◆ Task objective
State how many lines of the entries include the string "person", please, leaving out everything but the number.

◆ Supplied information
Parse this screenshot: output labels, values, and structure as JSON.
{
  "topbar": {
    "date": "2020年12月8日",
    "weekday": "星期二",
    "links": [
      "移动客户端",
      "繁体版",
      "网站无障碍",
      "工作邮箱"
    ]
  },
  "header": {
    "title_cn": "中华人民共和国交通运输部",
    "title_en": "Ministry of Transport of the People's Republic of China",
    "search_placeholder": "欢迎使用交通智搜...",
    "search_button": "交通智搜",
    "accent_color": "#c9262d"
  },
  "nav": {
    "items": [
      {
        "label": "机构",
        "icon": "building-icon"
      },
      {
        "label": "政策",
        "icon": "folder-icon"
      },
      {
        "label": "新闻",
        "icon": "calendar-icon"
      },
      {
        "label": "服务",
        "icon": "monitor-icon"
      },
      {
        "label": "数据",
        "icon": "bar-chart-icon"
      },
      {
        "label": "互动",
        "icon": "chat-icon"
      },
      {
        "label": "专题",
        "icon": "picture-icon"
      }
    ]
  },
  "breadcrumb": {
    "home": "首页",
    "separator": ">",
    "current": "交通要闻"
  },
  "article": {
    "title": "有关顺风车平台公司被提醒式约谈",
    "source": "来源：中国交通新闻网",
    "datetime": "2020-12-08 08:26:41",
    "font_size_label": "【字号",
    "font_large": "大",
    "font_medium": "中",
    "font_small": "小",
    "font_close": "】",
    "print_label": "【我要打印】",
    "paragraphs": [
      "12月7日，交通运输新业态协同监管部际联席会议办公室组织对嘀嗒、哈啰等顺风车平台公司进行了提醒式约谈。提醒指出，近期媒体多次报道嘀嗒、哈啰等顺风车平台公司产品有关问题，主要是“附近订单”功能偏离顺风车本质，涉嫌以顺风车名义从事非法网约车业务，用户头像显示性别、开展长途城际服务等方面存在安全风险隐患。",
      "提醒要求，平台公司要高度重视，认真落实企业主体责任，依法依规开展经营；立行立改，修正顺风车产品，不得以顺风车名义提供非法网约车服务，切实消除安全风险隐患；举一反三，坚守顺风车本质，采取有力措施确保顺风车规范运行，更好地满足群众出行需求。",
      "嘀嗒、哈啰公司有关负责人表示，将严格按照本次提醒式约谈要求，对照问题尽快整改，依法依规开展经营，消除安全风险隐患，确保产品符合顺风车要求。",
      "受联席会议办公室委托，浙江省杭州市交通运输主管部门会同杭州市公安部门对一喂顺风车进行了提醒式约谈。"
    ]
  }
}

---

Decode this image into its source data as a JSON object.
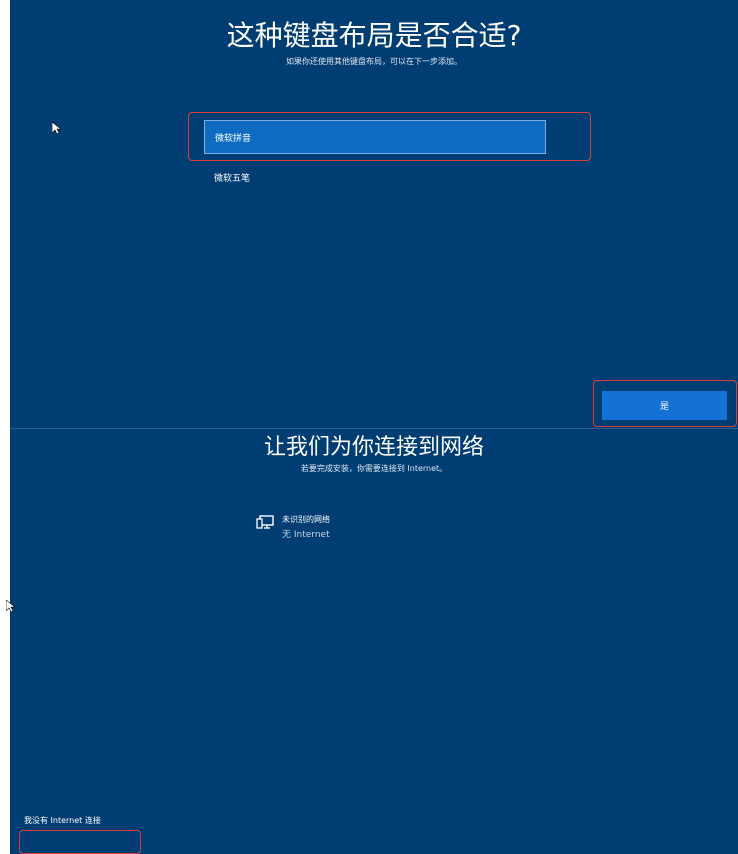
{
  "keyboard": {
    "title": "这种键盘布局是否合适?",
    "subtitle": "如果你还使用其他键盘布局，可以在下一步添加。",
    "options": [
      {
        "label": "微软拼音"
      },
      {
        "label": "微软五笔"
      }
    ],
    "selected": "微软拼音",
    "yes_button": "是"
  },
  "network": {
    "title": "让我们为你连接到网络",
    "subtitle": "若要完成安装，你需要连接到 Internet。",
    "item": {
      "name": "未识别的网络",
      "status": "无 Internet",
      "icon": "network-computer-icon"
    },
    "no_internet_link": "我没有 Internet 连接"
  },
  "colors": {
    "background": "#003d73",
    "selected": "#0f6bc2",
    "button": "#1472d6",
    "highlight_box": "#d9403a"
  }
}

---

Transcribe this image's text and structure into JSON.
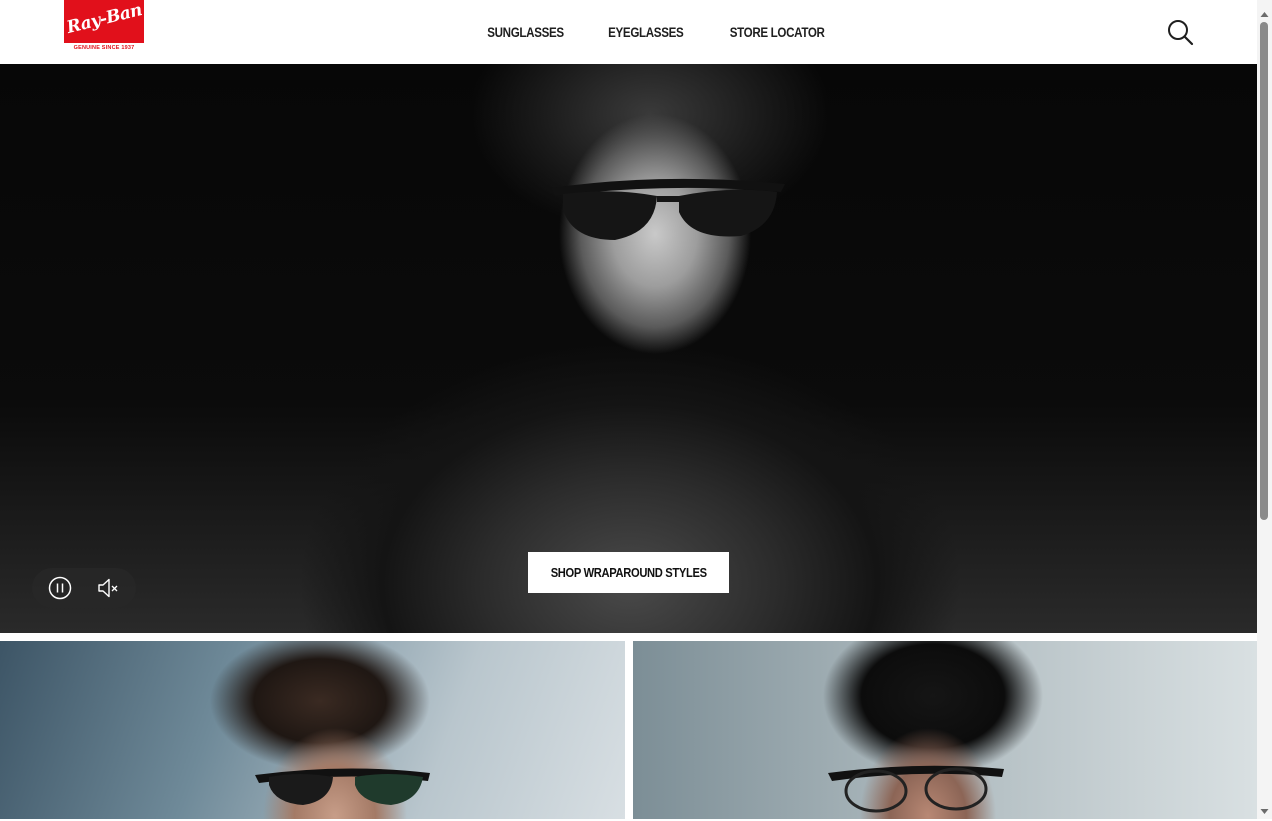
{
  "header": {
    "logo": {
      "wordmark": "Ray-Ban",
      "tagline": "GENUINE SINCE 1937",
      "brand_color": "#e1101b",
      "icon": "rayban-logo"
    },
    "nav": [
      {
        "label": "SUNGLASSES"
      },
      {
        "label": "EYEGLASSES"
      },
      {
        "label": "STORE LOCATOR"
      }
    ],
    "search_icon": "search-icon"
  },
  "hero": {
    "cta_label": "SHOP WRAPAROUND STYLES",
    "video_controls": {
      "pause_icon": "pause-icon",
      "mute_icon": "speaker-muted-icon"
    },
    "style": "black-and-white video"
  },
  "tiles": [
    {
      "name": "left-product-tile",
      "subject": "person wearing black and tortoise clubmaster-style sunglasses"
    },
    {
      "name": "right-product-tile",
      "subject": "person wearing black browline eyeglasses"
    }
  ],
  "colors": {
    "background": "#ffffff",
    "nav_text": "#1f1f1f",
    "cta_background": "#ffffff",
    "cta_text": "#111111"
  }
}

◆ Full answer
2